» GIVEN TASK
Pull out each line of the data that includes the word "name".

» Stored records
■ ■ ■ ■

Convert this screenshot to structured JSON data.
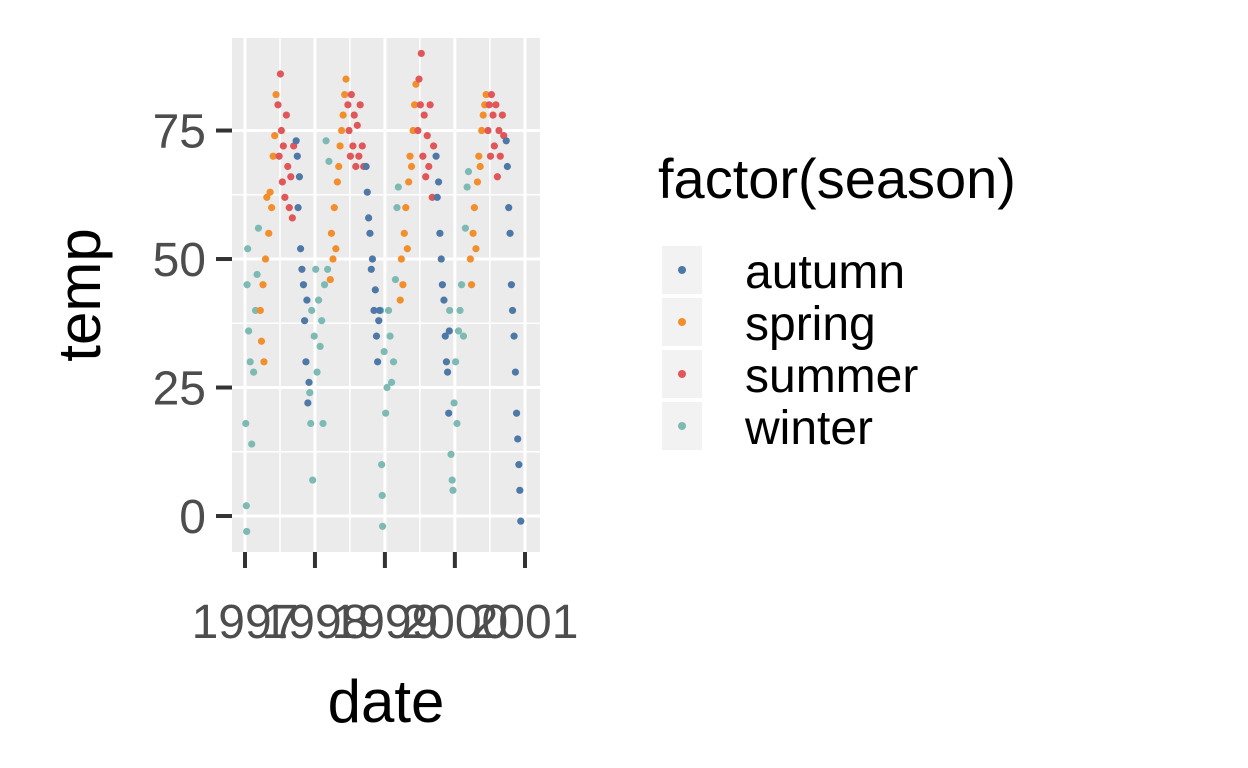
{
  "chart_data": {
    "type": "scatter",
    "xlabel": "date",
    "ylabel": "temp",
    "xlim": [
      "1997-01-01",
      "2001-01-01"
    ],
    "ylim": [
      -7,
      93
    ],
    "x_ticks": [
      "1997",
      "1998",
      "1999",
      "2000",
      "2001"
    ],
    "y_ticks": [
      0,
      25,
      50,
      75
    ],
    "grid": true,
    "panel_background": "#ebebeb",
    "legend": {
      "title": "factor(season)",
      "placement": "right",
      "entries": [
        "autumn",
        "spring",
        "summer",
        "winter"
      ]
    },
    "series": [
      {
        "name": "winter",
        "color": "#7dbab4",
        "points": [
          [
            "1997-01-05",
            18
          ],
          [
            "1997-01-08",
            2
          ],
          [
            "1997-01-10",
            -3
          ],
          [
            "1997-01-12",
            45
          ],
          [
            "1997-01-15",
            52
          ],
          [
            "1997-01-20",
            36
          ],
          [
            "1997-01-28",
            30
          ],
          [
            "1997-02-05",
            14
          ],
          [
            "1997-02-15",
            28
          ],
          [
            "1997-02-25",
            40
          ],
          [
            "1997-03-05",
            47
          ],
          [
            "1997-03-12",
            56
          ],
          [
            "1997-12-05",
            24
          ],
          [
            "1997-12-10",
            18
          ],
          [
            "1997-12-15",
            40
          ],
          [
            "1997-12-20",
            7
          ],
          [
            "1997-12-28",
            35
          ],
          [
            "1998-01-05",
            48
          ],
          [
            "1998-01-12",
            28
          ],
          [
            "1998-01-20",
            42
          ],
          [
            "1998-01-28",
            33
          ],
          [
            "1998-02-05",
            38
          ],
          [
            "1998-02-12",
            18
          ],
          [
            "1998-02-20",
            45
          ],
          [
            "1998-02-28",
            73
          ],
          [
            "1998-03-08",
            48
          ],
          [
            "1998-03-15",
            69
          ],
          [
            "1998-12-10",
            40
          ],
          [
            "1998-12-15",
            10
          ],
          [
            "1998-12-18",
            4
          ],
          [
            "1998-12-20",
            -2
          ],
          [
            "1998-12-28",
            32
          ],
          [
            "1999-01-05",
            20
          ],
          [
            "1999-01-12",
            25
          ],
          [
            "1999-01-20",
            40
          ],
          [
            "1999-01-28",
            35
          ],
          [
            "1999-02-05",
            26
          ],
          [
            "1999-02-15",
            30
          ],
          [
            "1999-02-25",
            46
          ],
          [
            "1999-03-05",
            60
          ],
          [
            "1999-03-12",
            64
          ],
          [
            "1999-12-05",
            40
          ],
          [
            "1999-12-12",
            12
          ],
          [
            "1999-12-18",
            7
          ],
          [
            "1999-12-22",
            5
          ],
          [
            "1999-12-28",
            22
          ],
          [
            "2000-01-05",
            30
          ],
          [
            "2000-01-12",
            18
          ],
          [
            "2000-01-20",
            36
          ],
          [
            "2000-01-28",
            40
          ],
          [
            "2000-02-05",
            45
          ],
          [
            "2000-02-15",
            35
          ],
          [
            "2000-02-25",
            56
          ],
          [
            "2000-03-05",
            64
          ],
          [
            "2000-03-12",
            67
          ]
        ]
      },
      {
        "name": "spring",
        "color": "#f28e2b",
        "points": [
          [
            "1997-03-22",
            40
          ],
          [
            "1997-03-28",
            34
          ],
          [
            "1997-04-05",
            45
          ],
          [
            "1997-04-10",
            30
          ],
          [
            "1997-04-18",
            50
          ],
          [
            "1997-04-25",
            62
          ],
          [
            "1997-05-05",
            55
          ],
          [
            "1997-05-12",
            63
          ],
          [
            "1997-05-20",
            60
          ],
          [
            "1997-05-28",
            70
          ],
          [
            "1997-06-05",
            74
          ],
          [
            "1997-06-12",
            82
          ],
          [
            "1998-03-22",
            46
          ],
          [
            "1998-03-28",
            55
          ],
          [
            "1998-04-05",
            50
          ],
          [
            "1998-04-12",
            60
          ],
          [
            "1998-04-20",
            52
          ],
          [
            "1998-04-28",
            65
          ],
          [
            "1998-05-05",
            68
          ],
          [
            "1998-05-12",
            72
          ],
          [
            "1998-05-20",
            75
          ],
          [
            "1998-05-28",
            78
          ],
          [
            "1998-06-05",
            82
          ],
          [
            "1998-06-12",
            85
          ],
          [
            "1999-03-22",
            42
          ],
          [
            "1999-03-28",
            50
          ],
          [
            "1999-04-05",
            45
          ],
          [
            "1999-04-12",
            55
          ],
          [
            "1999-04-20",
            60
          ],
          [
            "1999-04-28",
            52
          ],
          [
            "1999-05-05",
            65
          ],
          [
            "1999-05-12",
            70
          ],
          [
            "1999-05-20",
            68
          ],
          [
            "1999-05-28",
            75
          ],
          [
            "1999-06-05",
            80
          ],
          [
            "1999-06-12",
            84
          ],
          [
            "2000-03-22",
            50
          ],
          [
            "2000-03-28",
            45
          ],
          [
            "2000-04-05",
            55
          ],
          [
            "2000-04-12",
            60
          ],
          [
            "2000-04-20",
            52
          ],
          [
            "2000-04-28",
            65
          ],
          [
            "2000-05-05",
            70
          ],
          [
            "2000-05-12",
            68
          ],
          [
            "2000-05-20",
            75
          ],
          [
            "2000-05-28",
            78
          ],
          [
            "2000-06-05",
            80
          ],
          [
            "2000-06-12",
            82
          ]
        ]
      },
      {
        "name": "summer",
        "color": "#e15759",
        "points": [
          [
            "1997-06-22",
            80
          ],
          [
            "1997-06-28",
            70
          ],
          [
            "1997-07-05",
            86
          ],
          [
            "1997-07-10",
            75
          ],
          [
            "1997-07-15",
            65
          ],
          [
            "1997-07-20",
            72
          ],
          [
            "1997-07-28",
            62
          ],
          [
            "1997-08-05",
            78
          ],
          [
            "1997-08-12",
            68
          ],
          [
            "1997-08-20",
            60
          ],
          [
            "1997-08-28",
            66
          ],
          [
            "1997-09-05",
            58
          ],
          [
            "1997-09-12",
            72
          ],
          [
            "1998-06-22",
            80
          ],
          [
            "1998-06-28",
            75
          ],
          [
            "1998-07-05",
            70
          ],
          [
            "1998-07-10",
            82
          ],
          [
            "1998-07-18",
            72
          ],
          [
            "1998-07-25",
            78
          ],
          [
            "1998-08-02",
            68
          ],
          [
            "1998-08-10",
            76
          ],
          [
            "1998-08-18",
            70
          ],
          [
            "1998-08-25",
            80
          ],
          [
            "1998-09-05",
            72
          ],
          [
            "1998-09-12",
            68
          ],
          [
            "1999-06-22",
            75
          ],
          [
            "1999-06-28",
            85
          ],
          [
            "1999-07-05",
            80
          ],
          [
            "1999-07-10",
            90
          ],
          [
            "1999-07-18",
            70
          ],
          [
            "1999-07-25",
            78
          ],
          [
            "1999-08-02",
            66
          ],
          [
            "1999-08-10",
            74
          ],
          [
            "1999-08-18",
            68
          ],
          [
            "1999-08-25",
            80
          ],
          [
            "1999-09-05",
            62
          ],
          [
            "1999-09-12",
            72
          ],
          [
            "2000-06-22",
            75
          ],
          [
            "2000-06-28",
            80
          ],
          [
            "2000-07-05",
            70
          ],
          [
            "2000-07-10",
            82
          ],
          [
            "2000-07-18",
            78
          ],
          [
            "2000-07-25",
            72
          ],
          [
            "2000-08-02",
            80
          ],
          [
            "2000-08-10",
            66
          ],
          [
            "2000-08-18",
            75
          ],
          [
            "2000-08-25",
            70
          ],
          [
            "2000-09-05",
            78
          ],
          [
            "2000-09-12",
            74
          ]
        ]
      },
      {
        "name": "autumn",
        "color": "#4e79a7",
        "points": [
          [
            "1997-09-25",
            73
          ],
          [
            "1997-10-01",
            70
          ],
          [
            "1997-10-05",
            60
          ],
          [
            "1997-10-12",
            66
          ],
          [
            "1997-10-18",
            52
          ],
          [
            "1997-10-25",
            48
          ],
          [
            "1997-11-02",
            45
          ],
          [
            "1997-11-08",
            38
          ],
          [
            "1997-11-15",
            30
          ],
          [
            "1997-11-20",
            42
          ],
          [
            "1997-11-25",
            22
          ],
          [
            "1997-12-01",
            26
          ],
          [
            "1998-09-25",
            68
          ],
          [
            "1998-10-01",
            63
          ],
          [
            "1998-10-08",
            58
          ],
          [
            "1998-10-15",
            55
          ],
          [
            "1998-10-22",
            48
          ],
          [
            "1998-10-28",
            50
          ],
          [
            "1998-11-05",
            40
          ],
          [
            "1998-11-12",
            44
          ],
          [
            "1998-11-18",
            35
          ],
          [
            "1998-11-24",
            30
          ],
          [
            "1998-11-30",
            38
          ],
          [
            "1998-12-04",
            40
          ],
          [
            "1999-09-25",
            70
          ],
          [
            "1999-10-01",
            62
          ],
          [
            "1999-10-08",
            65
          ],
          [
            "1999-10-15",
            55
          ],
          [
            "1999-10-22",
            50
          ],
          [
            "1999-10-28",
            45
          ],
          [
            "1999-11-05",
            42
          ],
          [
            "1999-11-12",
            35
          ],
          [
            "1999-11-18",
            30
          ],
          [
            "1999-11-24",
            28
          ],
          [
            "1999-11-30",
            20
          ],
          [
            "1999-12-03",
            36
          ],
          [
            "2000-09-25",
            73
          ],
          [
            "2000-10-01",
            68
          ],
          [
            "2000-10-08",
            60
          ],
          [
            "2000-10-15",
            55
          ],
          [
            "2000-10-22",
            45
          ],
          [
            "2000-10-28",
            40
          ],
          [
            "2000-11-05",
            35
          ],
          [
            "2000-11-12",
            28
          ],
          [
            "2000-11-18",
            20
          ],
          [
            "2000-11-24",
            15
          ],
          [
            "2000-11-30",
            10
          ],
          [
            "2000-12-05",
            5
          ],
          [
            "2000-12-10",
            -1
          ]
        ]
      }
    ]
  }
}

■ ■ ■ ■

» EXERCISE OUTPUT
        "name": "winter",
        "name": "spring",
        "name": "summer",
        "name": "autumn",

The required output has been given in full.